Leaving the pictures aside, transcribe every line below exactly.

--- Data for this exercise ---

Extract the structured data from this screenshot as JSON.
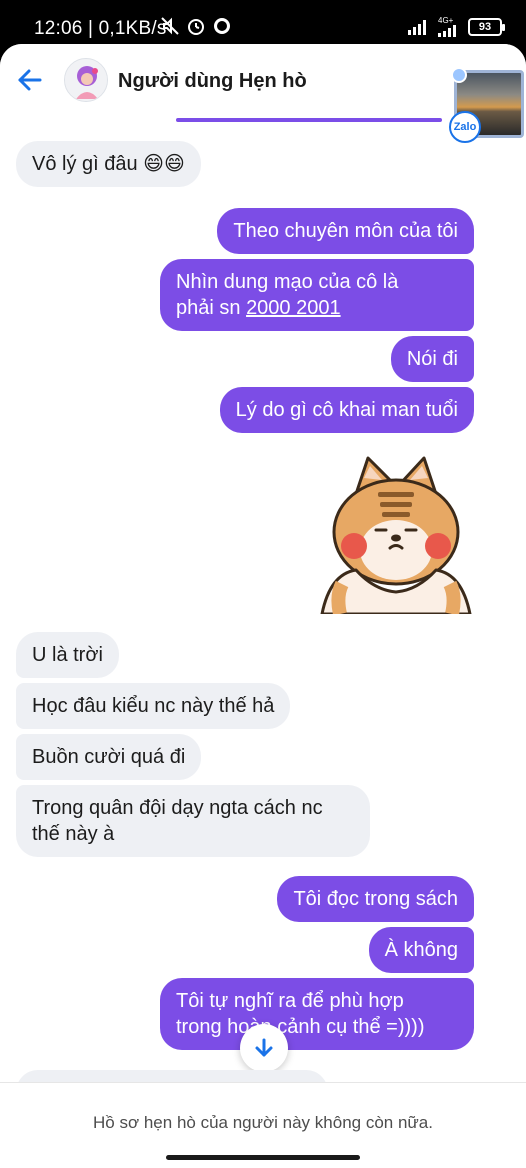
{
  "status_bar": {
    "time_speed": "12:06 | 0,1KB/s",
    "network": "4G+",
    "battery": "93"
  },
  "header": {
    "title": "Người dùng Hẹn hò",
    "thumbnail_badge": "Zalo"
  },
  "messages": [
    {
      "side": "in",
      "text": "Vô lý gì đâu 😄😄"
    },
    {
      "side": "out",
      "text": "Theo chuyên môn của tôi"
    },
    {
      "side": "out",
      "text_line1": "Nhìn dung mạo của cô là",
      "text_line2_prefix": "phải sn ",
      "text_line2_link": "2000 2001"
    },
    {
      "side": "out",
      "text": "Nói đi"
    },
    {
      "side": "out",
      "text": "Lý do gì cô khai man tuổi"
    },
    {
      "side": "out",
      "type": "sticker",
      "icon": "shiba-dog-sticker"
    },
    {
      "side": "in",
      "text": "U là trời"
    },
    {
      "side": "in",
      "text": "Học đâu kiểu nc này thế hả"
    },
    {
      "side": "in",
      "text": "Buồn cười quá đi"
    },
    {
      "side": "in",
      "text_line1": "Trong quân đội dạy ngta cách nc",
      "text_line2": "thế này à"
    },
    {
      "side": "out",
      "text": "Tôi đọc trong sách"
    },
    {
      "side": "out",
      "text": "À không"
    },
    {
      "side": "out",
      "text_line1": "Tôi tự nghĩ ra để phù hợp",
      "text_line2": "trong hoàn cảnh cụ thể =))))"
    }
  ],
  "footer": {
    "notice": "Hồ sơ hẹn hò của người này không còn nữa."
  },
  "colors": {
    "accent": "#7c4de6",
    "incoming_bubble": "#eef0f4",
    "back_arrow": "#1a73e8"
  }
}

---

▸ Answer to this task:
Extract the structured data from this screenshot as JSON.
{
  "status_bar": {
    "time_speed": "12:06 | 0,1KB/s",
    "network": "4G+",
    "battery": "93"
  },
  "header": {
    "title": "Người dùng Hẹn hò",
    "thumbnail_badge": "Zalo"
  },
  "messages": [
    {
      "side": "in",
      "text": "Vô lý gì đâu 😄😄"
    },
    {
      "side": "out",
      "text": "Theo chuyên môn của tôi"
    },
    {
      "side": "out",
      "text_line1": "Nhìn dung mạo của cô là",
      "text_line2_prefix": "phải sn ",
      "text_line2_link": "2000 2001"
    },
    {
      "side": "out",
      "text": "Nói đi"
    },
    {
      "side": "out",
      "text": "Lý do gì cô khai man tuổi"
    },
    {
      "side": "out",
      "type": "sticker",
      "icon": "shiba-dog-sticker"
    },
    {
      "side": "in",
      "text": "U là trời"
    },
    {
      "side": "in",
      "text": "Học đâu kiểu nc này thế hả"
    },
    {
      "side": "in",
      "text": "Buồn cười quá đi"
    },
    {
      "side": "in",
      "text_line1": "Trong quân đội dạy ngta cách nc",
      "text_line2": "thế này à"
    },
    {
      "side": "out",
      "text": "Tôi đọc trong sách"
    },
    {
      "side": "out",
      "text": "À không"
    },
    {
      "side": "out",
      "text_line1": "Tôi tự nghĩ ra để phù hợp",
      "text_line2": "trong hoàn cảnh cụ thể =))))"
    }
  ],
  "footer": {
    "notice": "Hồ sơ hẹn hò của người này không còn nữa."
  },
  "colors": {
    "accent": "#7c4de6",
    "incoming_bubble": "#eef0f4",
    "back_arrow": "#1a73e8"
  }
}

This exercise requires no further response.